* Exercise directions: Can you restate the records below word for word?

* Data supplied:

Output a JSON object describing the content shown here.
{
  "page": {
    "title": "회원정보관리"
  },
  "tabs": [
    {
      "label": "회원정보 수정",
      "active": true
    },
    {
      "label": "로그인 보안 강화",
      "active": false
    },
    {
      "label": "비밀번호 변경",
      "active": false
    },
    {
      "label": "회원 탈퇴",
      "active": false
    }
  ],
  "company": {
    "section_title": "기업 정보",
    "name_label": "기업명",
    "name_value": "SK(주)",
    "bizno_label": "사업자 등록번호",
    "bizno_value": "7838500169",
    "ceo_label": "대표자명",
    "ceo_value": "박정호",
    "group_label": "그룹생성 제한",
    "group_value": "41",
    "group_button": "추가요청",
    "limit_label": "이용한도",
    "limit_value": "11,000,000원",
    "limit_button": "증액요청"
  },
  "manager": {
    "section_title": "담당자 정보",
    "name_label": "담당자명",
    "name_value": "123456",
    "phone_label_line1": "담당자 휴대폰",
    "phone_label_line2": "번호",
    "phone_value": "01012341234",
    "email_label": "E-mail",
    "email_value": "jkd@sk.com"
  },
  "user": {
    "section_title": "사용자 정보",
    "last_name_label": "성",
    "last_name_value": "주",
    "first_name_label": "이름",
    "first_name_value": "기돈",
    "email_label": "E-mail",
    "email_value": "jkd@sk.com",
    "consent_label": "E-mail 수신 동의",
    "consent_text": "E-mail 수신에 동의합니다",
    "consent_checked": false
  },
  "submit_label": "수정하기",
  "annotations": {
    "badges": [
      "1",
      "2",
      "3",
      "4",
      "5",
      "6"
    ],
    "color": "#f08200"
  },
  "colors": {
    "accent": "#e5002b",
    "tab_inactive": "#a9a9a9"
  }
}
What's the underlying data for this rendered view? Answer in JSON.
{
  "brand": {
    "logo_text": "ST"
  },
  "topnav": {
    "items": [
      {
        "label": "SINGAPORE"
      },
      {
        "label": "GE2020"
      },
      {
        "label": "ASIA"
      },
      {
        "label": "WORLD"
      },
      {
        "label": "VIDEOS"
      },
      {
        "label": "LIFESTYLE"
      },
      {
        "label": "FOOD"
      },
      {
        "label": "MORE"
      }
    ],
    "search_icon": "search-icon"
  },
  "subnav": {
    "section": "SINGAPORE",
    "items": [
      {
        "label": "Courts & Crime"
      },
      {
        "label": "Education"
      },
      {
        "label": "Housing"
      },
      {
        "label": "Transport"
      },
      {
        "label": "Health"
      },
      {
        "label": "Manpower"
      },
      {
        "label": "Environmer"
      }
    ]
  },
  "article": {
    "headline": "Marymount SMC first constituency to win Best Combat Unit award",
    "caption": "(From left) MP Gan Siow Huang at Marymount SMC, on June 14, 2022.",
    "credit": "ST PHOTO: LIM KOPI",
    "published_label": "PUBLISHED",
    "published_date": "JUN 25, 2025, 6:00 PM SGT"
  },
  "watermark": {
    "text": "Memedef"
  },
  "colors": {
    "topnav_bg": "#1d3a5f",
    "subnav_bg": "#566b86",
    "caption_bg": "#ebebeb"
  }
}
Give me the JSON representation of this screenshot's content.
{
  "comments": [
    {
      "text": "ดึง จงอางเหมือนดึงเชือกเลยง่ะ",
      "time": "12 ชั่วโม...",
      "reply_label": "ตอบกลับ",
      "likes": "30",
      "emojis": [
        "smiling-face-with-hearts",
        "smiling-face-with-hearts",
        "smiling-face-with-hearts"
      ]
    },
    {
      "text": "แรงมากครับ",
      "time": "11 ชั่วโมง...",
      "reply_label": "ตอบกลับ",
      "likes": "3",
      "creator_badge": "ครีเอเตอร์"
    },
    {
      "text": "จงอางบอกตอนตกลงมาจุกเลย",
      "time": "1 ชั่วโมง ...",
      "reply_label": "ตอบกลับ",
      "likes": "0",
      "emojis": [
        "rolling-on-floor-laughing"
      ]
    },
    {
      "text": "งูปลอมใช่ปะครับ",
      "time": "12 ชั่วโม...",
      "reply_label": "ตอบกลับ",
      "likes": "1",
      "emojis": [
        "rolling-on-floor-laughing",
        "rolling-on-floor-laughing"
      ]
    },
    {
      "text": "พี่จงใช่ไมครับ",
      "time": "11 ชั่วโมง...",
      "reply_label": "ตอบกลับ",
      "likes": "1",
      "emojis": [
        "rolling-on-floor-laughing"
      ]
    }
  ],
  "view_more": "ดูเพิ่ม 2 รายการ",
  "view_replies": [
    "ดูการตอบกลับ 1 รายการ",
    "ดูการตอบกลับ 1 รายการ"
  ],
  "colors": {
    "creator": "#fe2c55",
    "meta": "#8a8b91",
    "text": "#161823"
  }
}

* Response to this task:
Output a JSON object describing the content shown here.
{
  "page": {
    "title": "회원정보관리"
  },
  "tabs": [
    {
      "label": "회원정보 수정",
      "active": true
    },
    {
      "label": "로그인 보안 강화",
      "active": false
    },
    {
      "label": "비밀번호 변경",
      "active": false
    },
    {
      "label": "회원 탈퇴",
      "active": false
    }
  ],
  "company": {
    "section_title": "기업 정보",
    "name_label": "기업명",
    "name_value": "SK(주)",
    "bizno_label": "사업자 등록번호",
    "bizno_value": "7838500169",
    "ceo_label": "대표자명",
    "ceo_value": "박정호",
    "group_label": "그룹생성 제한",
    "group_value": "41",
    "group_button": "추가요청",
    "limit_label": "이용한도",
    "limit_value": "11,000,000원",
    "limit_button": "증액요청"
  },
  "manager": {
    "section_title": "담당자 정보",
    "name_label": "담당자명",
    "name_value": "123456",
    "phone_label_line1": "담당자 휴대폰",
    "phone_label_line2": "번호",
    "phone_value": "01012341234",
    "email_label": "E-mail",
    "email_value": "jkd@sk.com"
  },
  "user": {
    "section_title": "사용자 정보",
    "last_name_label": "성",
    "last_name_value": "주",
    "first_name_label": "이름",
    "first_name_value": "기돈",
    "email_label": "E-mail",
    "email_value": "jkd@sk.com",
    "consent_label": "E-mail 수신 동의",
    "consent_text": "E-mail 수신에 동의합니다",
    "consent_checked": false
  },
  "submit_label": "수정하기",
  "annotations": {
    "badges": [
      "1",
      "2",
      "3",
      "4",
      "5",
      "6"
    ],
    "color": "#f08200"
  },
  "colors": {
    "accent": "#e5002b",
    "tab_inactive": "#a9a9a9"
  }
}
What's the underlying data for this rendered view? Answer in JSON.
{
  "brand": {
    "logo_text": "ST"
  },
  "topnav": {
    "items": [
      {
        "label": "SINGAPORE"
      },
      {
        "label": "GE2020"
      },
      {
        "label": "ASIA"
      },
      {
        "label": "WORLD"
      },
      {
        "label": "VIDEOS"
      },
      {
        "label": "LIFESTYLE"
      },
      {
        "label": "FOOD"
      },
      {
        "label": "MORE"
      }
    ],
    "search_icon": "search-icon"
  },
  "subnav": {
    "section": "SINGAPORE",
    "items": [
      {
        "label": "Courts & Crime"
      },
      {
        "label": "Education"
      },
      {
        "label": "Housing"
      },
      {
        "label": "Transport"
      },
      {
        "label": "Health"
      },
      {
        "label": "Manpower"
      },
      {
        "label": "Environmer"
      }
    ]
  },
  "article": {
    "headline": "Marymount SMC first constituency to win Best Combat Unit award",
    "caption": "(From left) MP Gan Siow Huang at Marymount SMC, on June 14, 2022.",
    "credit": "ST PHOTO: LIM KOPI",
    "published_label": "PUBLISHED",
    "published_date": "JUN 25, 2025, 6:00 PM SGT"
  },
  "watermark": {
    "text": "Memedef"
  },
  "colors": {
    "topnav_bg": "#1d3a5f",
    "subnav_bg": "#566b86",
    "caption_bg": "#ebebeb"
  }
}
Give me the JSON representation of this screenshot's content.
{
  "comments": [
    {
      "text": "ดึง จงอางเหมือนดึงเชือกเลยง่ะ",
      "time": "12 ชั่วโม...",
      "reply_label": "ตอบกลับ",
      "likes": "30",
      "emojis": [
        "smiling-face-with-hearts",
        "smiling-face-with-hearts",
        "smiling-face-with-hearts"
      ]
    },
    {
      "text": "แรงมากครับ",
      "time": "11 ชั่วโมง...",
      "reply_label": "ตอบกลับ",
      "likes": "3",
      "creator_badge": "ครีเอเตอร์"
    },
    {
      "text": "จงอางบอกตอนตกลงมาจุกเลย",
      "time": "1 ชั่วโมง ...",
      "reply_label": "ตอบกลับ",
      "likes": "0",
      "emojis": [
        "rolling-on-floor-laughing"
      ]
    },
    {
      "text": "งูปลอมใช่ปะครับ",
      "time": "12 ชั่วโม...",
      "reply_label": "ตอบกลับ",
      "likes": "1",
      "emojis": [
        "rolling-on-floor-laughing",
        "rolling-on-floor-laughing"
      ]
    },
    {
      "text": "พี่จงใช่ไมครับ",
      "time": "11 ชั่วโมง...",
      "reply_label": "ตอบกลับ",
      "likes": "1",
      "emojis": [
        "rolling-on-floor-laughing"
      ]
    }
  ],
  "view_more": "ดูเพิ่ม 2 รายการ",
  "view_replies": [
    "ดูการตอบกลับ 1 รายการ",
    "ดูการตอบกลับ 1 รายการ"
  ],
  "colors": {
    "creator": "#fe2c55",
    "meta": "#8a8b91",
    "text": "#161823"
  }
}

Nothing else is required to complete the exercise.